>> Begin

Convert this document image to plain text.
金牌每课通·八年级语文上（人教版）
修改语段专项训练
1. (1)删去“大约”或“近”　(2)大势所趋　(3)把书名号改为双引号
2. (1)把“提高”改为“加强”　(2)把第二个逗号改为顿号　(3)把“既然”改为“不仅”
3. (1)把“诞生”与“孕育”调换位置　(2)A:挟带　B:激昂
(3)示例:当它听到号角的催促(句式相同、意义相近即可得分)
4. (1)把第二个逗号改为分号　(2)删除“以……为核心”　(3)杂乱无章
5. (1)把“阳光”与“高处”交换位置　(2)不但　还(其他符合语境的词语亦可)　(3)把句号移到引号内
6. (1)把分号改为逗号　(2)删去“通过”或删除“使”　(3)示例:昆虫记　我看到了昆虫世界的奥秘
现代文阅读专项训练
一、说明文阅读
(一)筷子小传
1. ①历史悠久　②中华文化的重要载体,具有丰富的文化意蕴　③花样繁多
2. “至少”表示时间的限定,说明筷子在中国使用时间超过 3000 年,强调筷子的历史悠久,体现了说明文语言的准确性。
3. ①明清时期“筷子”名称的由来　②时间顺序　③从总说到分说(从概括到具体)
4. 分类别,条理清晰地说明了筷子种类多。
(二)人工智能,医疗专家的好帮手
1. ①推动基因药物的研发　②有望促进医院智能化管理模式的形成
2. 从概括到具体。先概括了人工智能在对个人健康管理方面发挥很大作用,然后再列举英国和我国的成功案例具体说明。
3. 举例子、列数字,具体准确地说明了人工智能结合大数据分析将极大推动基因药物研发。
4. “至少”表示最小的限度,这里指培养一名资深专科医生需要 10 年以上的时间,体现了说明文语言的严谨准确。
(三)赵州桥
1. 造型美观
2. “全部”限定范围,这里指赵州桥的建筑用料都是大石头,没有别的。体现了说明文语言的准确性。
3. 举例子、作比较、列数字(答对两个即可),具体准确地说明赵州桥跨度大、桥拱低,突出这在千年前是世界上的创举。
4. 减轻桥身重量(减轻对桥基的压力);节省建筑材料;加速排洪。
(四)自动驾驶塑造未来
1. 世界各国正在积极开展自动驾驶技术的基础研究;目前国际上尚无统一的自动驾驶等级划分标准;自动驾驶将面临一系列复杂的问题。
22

>> End

- EXERCISE BRIEF -
Copy all the lines above that hold the string "从概括到具体".

- TASK RESPONSE -
3. ①明清时期“筷子”名称的由来　②时间顺序　③从总说到分说(从概括到具体)
2. 从概括到具体。先概括了人工智能在对个人健康管理方面发挥很大作用,然后再列举英国和我国的成功案例具体说明。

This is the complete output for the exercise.